### Task prompt
Collect each line of the entries that holds the string "Соглашению".

### Working data
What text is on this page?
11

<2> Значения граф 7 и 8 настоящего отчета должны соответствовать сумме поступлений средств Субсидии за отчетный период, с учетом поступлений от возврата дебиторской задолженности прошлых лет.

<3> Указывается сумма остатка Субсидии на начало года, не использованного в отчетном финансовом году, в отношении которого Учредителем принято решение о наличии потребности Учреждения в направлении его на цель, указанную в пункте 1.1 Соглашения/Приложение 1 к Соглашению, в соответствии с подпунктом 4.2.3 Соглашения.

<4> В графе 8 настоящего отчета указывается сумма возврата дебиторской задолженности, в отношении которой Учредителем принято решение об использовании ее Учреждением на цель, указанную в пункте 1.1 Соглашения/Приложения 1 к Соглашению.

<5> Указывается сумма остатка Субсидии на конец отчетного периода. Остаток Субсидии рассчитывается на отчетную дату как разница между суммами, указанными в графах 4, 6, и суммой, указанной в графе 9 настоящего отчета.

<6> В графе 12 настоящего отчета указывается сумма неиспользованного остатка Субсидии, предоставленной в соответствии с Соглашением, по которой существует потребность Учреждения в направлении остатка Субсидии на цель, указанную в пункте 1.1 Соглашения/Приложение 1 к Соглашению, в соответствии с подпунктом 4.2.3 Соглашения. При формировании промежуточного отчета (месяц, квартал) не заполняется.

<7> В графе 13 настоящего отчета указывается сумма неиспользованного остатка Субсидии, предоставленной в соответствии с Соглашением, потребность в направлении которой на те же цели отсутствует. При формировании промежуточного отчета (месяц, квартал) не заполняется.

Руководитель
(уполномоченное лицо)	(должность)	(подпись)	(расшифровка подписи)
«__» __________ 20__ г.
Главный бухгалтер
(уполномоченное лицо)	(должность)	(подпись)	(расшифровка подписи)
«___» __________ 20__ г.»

### Exercise response
<3> Указывается сумма остатка Субсидии на начало года, не использованного в отчетном финансовом году, в отношении которого Учредителем принято решение о наличии потребности Учреждения в направлении его на цель, указанную в пункте 1.1 Соглашения/Приложение 1 к Соглашению, в соответствии с подпунктом 4.2.3 Соглашения.
<4> В графе 8 настоящего отчета указывается сумма возврата дебиторской задолженности, в отношении которой Учредителем принято решение об использовании ее Учреждением на цель, указанную в пункте 1.1 Соглашения/Приложения 1 к Соглашению.
<6> В графе 12 настоящего отчета указывается сумма неиспользованного остатка Субсидии, предоставленной в соответствии с Соглашением, по которой существует потребность Учреждения в направлении остатка Субсидии на цель, указанную в пункте 1.1 Соглашения/Приложение 1 к Соглашению, в соответствии с подпунктом 4.2.3 Соглашения. При формировании промежуточного отчета (месяц, квартал) не заполняется.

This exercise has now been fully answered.